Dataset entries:

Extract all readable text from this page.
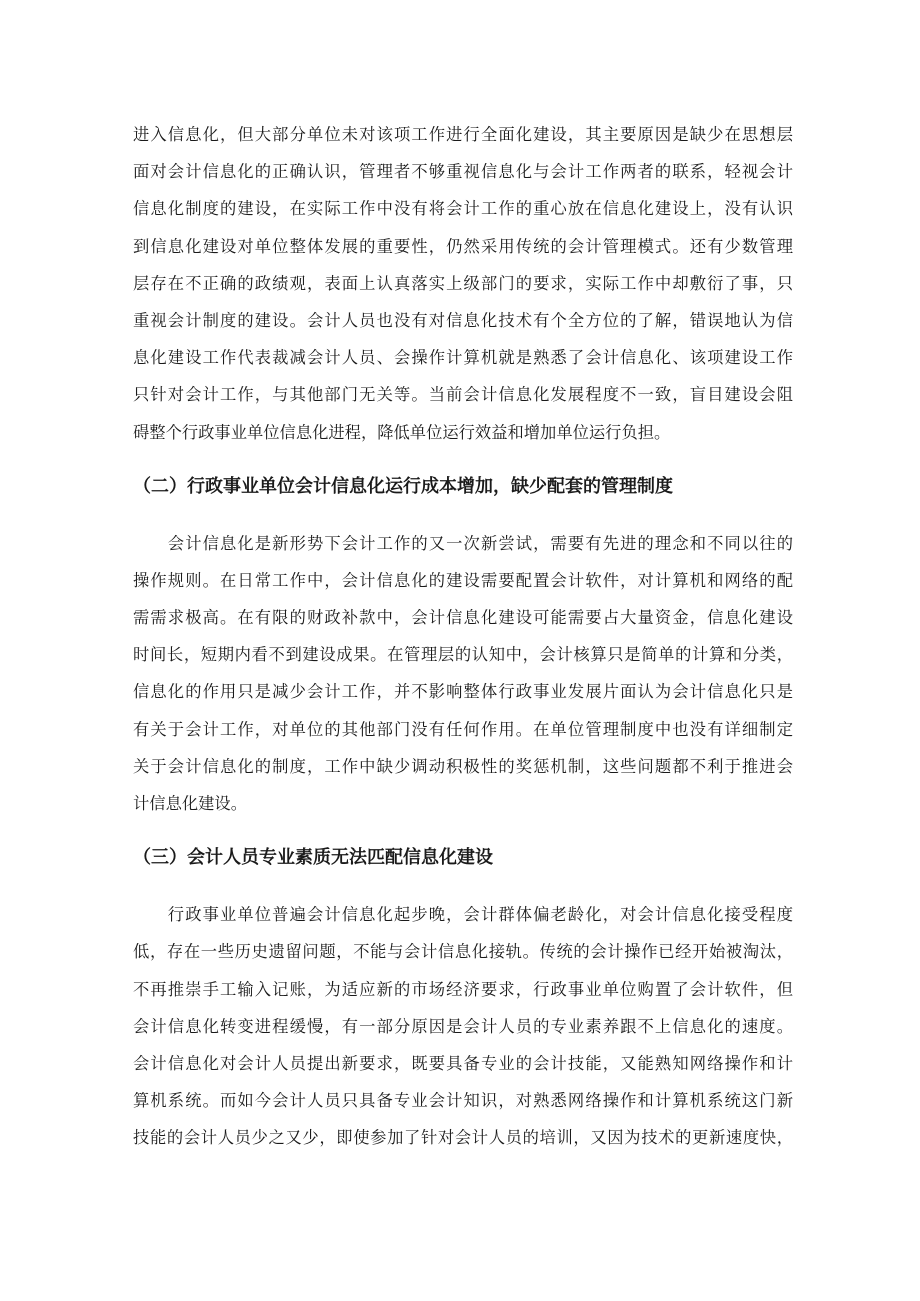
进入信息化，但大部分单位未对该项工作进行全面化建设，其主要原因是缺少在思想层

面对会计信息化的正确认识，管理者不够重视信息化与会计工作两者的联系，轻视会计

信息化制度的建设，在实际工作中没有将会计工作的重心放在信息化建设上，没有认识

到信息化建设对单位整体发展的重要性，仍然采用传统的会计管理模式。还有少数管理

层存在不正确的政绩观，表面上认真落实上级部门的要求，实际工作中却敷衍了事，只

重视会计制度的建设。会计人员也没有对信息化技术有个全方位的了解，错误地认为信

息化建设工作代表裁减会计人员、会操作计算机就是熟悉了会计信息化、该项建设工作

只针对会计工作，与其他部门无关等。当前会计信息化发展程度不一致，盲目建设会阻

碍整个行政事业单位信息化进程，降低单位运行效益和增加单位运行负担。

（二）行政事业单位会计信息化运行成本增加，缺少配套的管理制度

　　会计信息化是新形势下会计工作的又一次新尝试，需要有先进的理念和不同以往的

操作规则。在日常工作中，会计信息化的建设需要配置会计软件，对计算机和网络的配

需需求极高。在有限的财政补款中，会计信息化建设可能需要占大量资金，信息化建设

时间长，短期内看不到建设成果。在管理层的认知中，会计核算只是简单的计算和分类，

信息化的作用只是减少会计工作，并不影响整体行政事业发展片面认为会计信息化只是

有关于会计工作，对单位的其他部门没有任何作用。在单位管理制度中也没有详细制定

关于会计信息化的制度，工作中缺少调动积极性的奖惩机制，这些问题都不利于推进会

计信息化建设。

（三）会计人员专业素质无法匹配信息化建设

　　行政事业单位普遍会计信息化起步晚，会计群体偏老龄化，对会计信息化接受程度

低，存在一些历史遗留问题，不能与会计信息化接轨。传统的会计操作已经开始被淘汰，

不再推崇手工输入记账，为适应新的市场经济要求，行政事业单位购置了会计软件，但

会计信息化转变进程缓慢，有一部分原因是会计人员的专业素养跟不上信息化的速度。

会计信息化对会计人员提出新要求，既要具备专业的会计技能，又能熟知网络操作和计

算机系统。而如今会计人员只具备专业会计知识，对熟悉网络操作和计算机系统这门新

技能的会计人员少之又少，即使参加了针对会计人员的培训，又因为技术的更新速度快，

Do this:
Set the pictures aside and transcribe the data above exactly.

Answer to the problem:
Extract all readable text from this page.
进入信息化，但大部分单位未对该项工作进行全面化建设，其主要原因是缺少在思想层

面对会计信息化的正确认识，管理者不够重视信息化与会计工作两者的联系，轻视会计

信息化制度的建设，在实际工作中没有将会计工作的重心放在信息化建设上，没有认识

到信息化建设对单位整体发展的重要性，仍然采用传统的会计管理模式。还有少数管理

层存在不正确的政绩观，表面上认真落实上级部门的要求，实际工作中却敷衍了事，只

重视会计制度的建设。会计人员也没有对信息化技术有个全方位的了解，错误地认为信

息化建设工作代表裁减会计人员、会操作计算机就是熟悉了会计信息化、该项建设工作

只针对会计工作，与其他部门无关等。当前会计信息化发展程度不一致，盲目建设会阻

碍整个行政事业单位信息化进程，降低单位运行效益和增加单位运行负担。

（二）行政事业单位会计信息化运行成本增加，缺少配套的管理制度

　　会计信息化是新形势下会计工作的又一次新尝试，需要有先进的理念和不同以往的

操作规则。在日常工作中，会计信息化的建设需要配置会计软件，对计算机和网络的配

需需求极高。在有限的财政补款中，会计信息化建设可能需要占大量资金，信息化建设

时间长，短期内看不到建设成果。在管理层的认知中，会计核算只是简单的计算和分类，

信息化的作用只是减少会计工作，并不影响整体行政事业发展片面认为会计信息化只是

有关于会计工作，对单位的其他部门没有任何作用。在单位管理制度中也没有详细制定

关于会计信息化的制度，工作中缺少调动积极性的奖惩机制，这些问题都不利于推进会

计信息化建设。

（三）会计人员专业素质无法匹配信息化建设

　　行政事业单位普遍会计信息化起步晚，会计群体偏老龄化，对会计信息化接受程度

低，存在一些历史遗留问题，不能与会计信息化接轨。传统的会计操作已经开始被淘汰，

不再推崇手工输入记账，为适应新的市场经济要求，行政事业单位购置了会计软件，但

会计信息化转变进程缓慢，有一部分原因是会计人员的专业素养跟不上信息化的速度。

会计信息化对会计人员提出新要求，既要具备专业的会计技能，又能熟知网络操作和计

算机系统。而如今会计人员只具备专业会计知识，对熟悉网络操作和计算机系统这门新

技能的会计人员少之又少，即使参加了针对会计人员的培训，又因为技术的更新速度快，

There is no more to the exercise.